Extract to read:
** Begin **
Sunday, May 29, 2005

Fat Bottom Girls

The other day I was at the grocery store and as I was walking down the baking aisle I noticed that there was almost no cake mix on the shelf. I thought, "Who the fuck is eating all this goddamn cake?" And then I looked around at the other customers. A few elderly people, some MILF's here and there, and then there was this HUGE fucking gastropod of a woman riding around in one of those motorized carts that stores provide, and walking next to her was, I assume, her husband, who was also definitely NOT a fashion model. How the fuck do people do that to themselves?

Back when I was in college I worked as a checker at Safeway and I remember the SHIT that people bought for themselves and their families. It was simultaneously hilarious and tragic when a 400 pound woman would come through my line with a cart full of diet sodas, junk food, and then, like 10 cases of Slim Fast, like that shit offsets each other. I look at these people and I just KNOW that they think a package of Oreo's is one serving. And this was NOT a rare occurance at ALL. This was literally every other customer. No bullshit.

Next time you visit a grocery store, as you walk around, take note of all the things you see where the primary selling point is either chocolate, cheese, bacon, or frosting. I shit you not, one or more of these four things is in just about EVERYTHING. I guarantee you will find this to be absolutely true. EVERYTHING comes in some variety with one of these things, and then people wonder why their asses weigh 300 pounds. C'mon! You may also notice that pretty much everything is available in three different categories : regular, "light," and fat free. Is it REALLY that hard to NOT eat fuckin' ice cream? Can these people REALLY not start their day with a box of Pop-Tarts? Why don't people have self-fuckin'-control? Are their lives really so empty that they have to drown their sorrows in chocolate syrup? And getting back to Pop-Tarts, I really hope that parents aren't feeding that shit to their kids and thinking it's healthy. Look at the flavors they come in! Hot Fudge Sundae? S'mores? That is NOT a healthy fuckin' breakfast! You might as well just pour 'em a bowl of sugar with some Flintstones vitamins crushed in it and be done with it. At least you'll know what the fuck they're getting.
** End **
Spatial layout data
** Begin **
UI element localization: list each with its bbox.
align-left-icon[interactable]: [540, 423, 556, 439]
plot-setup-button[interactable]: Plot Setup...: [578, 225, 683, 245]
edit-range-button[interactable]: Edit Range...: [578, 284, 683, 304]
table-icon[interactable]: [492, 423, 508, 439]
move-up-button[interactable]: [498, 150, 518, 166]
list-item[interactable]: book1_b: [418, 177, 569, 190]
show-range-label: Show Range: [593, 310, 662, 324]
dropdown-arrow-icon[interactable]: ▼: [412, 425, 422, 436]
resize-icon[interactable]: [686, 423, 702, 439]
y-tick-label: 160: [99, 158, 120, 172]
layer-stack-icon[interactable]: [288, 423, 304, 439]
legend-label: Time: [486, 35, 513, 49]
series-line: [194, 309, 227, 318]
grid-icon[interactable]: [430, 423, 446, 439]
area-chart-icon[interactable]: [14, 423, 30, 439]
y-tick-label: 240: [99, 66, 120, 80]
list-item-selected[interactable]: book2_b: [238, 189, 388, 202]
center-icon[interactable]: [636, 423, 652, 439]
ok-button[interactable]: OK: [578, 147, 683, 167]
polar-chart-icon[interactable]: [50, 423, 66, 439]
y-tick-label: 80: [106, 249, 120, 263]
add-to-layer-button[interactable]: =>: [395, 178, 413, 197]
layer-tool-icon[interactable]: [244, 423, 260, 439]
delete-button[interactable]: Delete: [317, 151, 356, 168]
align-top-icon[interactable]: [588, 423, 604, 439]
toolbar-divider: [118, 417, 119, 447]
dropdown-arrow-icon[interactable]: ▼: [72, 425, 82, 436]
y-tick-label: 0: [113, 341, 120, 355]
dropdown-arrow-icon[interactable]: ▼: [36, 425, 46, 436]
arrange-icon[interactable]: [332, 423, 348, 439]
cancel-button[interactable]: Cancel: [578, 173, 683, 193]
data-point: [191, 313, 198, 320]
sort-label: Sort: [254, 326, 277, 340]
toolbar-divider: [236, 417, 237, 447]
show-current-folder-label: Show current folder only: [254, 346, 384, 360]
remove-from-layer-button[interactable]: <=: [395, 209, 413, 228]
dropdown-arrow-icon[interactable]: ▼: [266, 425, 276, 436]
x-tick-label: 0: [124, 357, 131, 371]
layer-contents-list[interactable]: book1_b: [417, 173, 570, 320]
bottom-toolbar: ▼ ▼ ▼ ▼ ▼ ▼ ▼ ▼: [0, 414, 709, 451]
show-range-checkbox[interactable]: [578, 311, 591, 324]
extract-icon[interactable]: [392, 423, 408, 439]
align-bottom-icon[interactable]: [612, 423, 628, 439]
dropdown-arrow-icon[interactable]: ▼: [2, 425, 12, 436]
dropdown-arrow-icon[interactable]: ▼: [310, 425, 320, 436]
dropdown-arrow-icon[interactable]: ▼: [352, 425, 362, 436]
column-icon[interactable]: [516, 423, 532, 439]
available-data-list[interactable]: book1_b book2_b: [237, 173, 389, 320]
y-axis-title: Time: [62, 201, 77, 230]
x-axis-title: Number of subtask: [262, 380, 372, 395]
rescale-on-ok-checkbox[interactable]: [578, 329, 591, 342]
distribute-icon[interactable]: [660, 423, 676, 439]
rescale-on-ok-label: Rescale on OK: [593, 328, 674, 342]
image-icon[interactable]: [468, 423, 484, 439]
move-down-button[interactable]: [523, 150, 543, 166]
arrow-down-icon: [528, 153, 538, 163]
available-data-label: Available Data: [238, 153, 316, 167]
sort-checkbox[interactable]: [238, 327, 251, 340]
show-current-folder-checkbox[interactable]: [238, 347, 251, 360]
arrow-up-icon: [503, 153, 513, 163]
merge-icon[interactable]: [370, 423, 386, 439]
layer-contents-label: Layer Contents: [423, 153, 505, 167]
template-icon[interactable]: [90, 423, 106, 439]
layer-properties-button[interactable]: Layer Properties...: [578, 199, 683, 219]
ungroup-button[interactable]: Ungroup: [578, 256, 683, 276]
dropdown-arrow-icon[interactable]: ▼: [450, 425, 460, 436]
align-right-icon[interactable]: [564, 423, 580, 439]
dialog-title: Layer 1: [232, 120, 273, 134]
** End **
The problem: Pick up the blog post about grocery store eating habits after its last sentence and keep writing it.

Result of the exercise:
I'm sorry, but these people are fuckin' pathetic. Get your ass out from behind the desk, put down the fuckin' Dunkin' Donuts box and walk your fat ass around the block, for Christ's sake! Now they got this fuckin' Atkins bullshit, which is not an entirely terrible thing, even though I think it's bullshit, but then Atkins offers all of these chocolate bars and cinnamon sugar cereals and strawberry shakes and shit, because, I can only guess, fat people just CANNOT live without sugar! What the fuck is wrong these people?!

It only goes to prove that fat people are the world's biggest suckers. All the fad diets, all the excercise machines, all the diet pills, all of that crap is BULLSHIT. I've got the ONLY foolproof, ABSOLUTELY scientifically proven way to lose weight permanently, and here it is, completely free of charge : EAT LESS AND EXCERCISE. That's all. That's it. That's the only thing that works for ANYBODY. Except that people, ALL people, are fucking lazy. If they think they can lose weight WITHOUT actually having to move their big fat ass, they'll be more than willing to go broke doing it. And THAT is what all of the proponents of these diets are counting on, NOT because they want you to lose weight, but because they want you to be reliant on their products for the rest of your life. Curing fat people is what they say they're trying to do, but really they're like drug dealers. Try it once, lose a few bullshit pounds here and there, and as long as people see SOME results, even if it's a meaningless 3 pounds, they'll keep coming back for more, even though in the long run, they'll only get fatter and fatter.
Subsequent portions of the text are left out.